GOAL -
Identify all lines in the data containing the string "ressort". Copy them out.

* start *

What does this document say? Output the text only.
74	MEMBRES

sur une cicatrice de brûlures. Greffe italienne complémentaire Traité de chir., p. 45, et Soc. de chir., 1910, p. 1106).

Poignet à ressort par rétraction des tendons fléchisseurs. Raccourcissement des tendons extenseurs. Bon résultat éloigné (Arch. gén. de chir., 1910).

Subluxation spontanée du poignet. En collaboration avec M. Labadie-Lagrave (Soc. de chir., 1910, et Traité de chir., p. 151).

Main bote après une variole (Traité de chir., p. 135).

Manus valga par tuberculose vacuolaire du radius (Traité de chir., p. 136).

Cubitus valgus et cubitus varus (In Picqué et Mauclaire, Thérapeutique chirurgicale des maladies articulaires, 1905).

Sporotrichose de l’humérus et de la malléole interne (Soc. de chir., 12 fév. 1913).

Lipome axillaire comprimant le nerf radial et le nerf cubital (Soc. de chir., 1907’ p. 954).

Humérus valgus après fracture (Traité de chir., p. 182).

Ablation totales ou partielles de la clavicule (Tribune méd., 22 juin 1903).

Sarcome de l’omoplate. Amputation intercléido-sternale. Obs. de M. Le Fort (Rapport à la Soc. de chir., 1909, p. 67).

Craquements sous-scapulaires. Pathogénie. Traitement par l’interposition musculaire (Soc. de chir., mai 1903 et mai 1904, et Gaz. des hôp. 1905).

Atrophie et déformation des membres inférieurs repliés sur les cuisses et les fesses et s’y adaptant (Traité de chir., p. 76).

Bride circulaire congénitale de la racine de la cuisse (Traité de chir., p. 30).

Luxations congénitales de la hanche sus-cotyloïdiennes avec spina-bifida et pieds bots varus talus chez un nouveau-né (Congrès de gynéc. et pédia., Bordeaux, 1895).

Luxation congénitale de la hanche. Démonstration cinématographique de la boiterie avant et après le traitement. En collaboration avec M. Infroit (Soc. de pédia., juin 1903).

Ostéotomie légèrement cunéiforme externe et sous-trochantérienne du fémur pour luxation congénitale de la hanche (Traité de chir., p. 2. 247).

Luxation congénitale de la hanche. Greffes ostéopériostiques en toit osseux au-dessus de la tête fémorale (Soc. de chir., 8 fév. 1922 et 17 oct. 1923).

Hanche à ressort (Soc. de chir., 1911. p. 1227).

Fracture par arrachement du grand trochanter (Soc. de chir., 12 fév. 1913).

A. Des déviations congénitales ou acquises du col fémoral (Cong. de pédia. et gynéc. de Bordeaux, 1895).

* end *

PROBLEM SOLUTION -
Poignet à ressort par rétraction des tendons fléchisseurs. Raccourcissement des tendons extenseurs. Bon résultat éloigné (Arch. gén. de chir., 1910).
Hanche à ressort (Soc. de chir., 1911. p. 1227).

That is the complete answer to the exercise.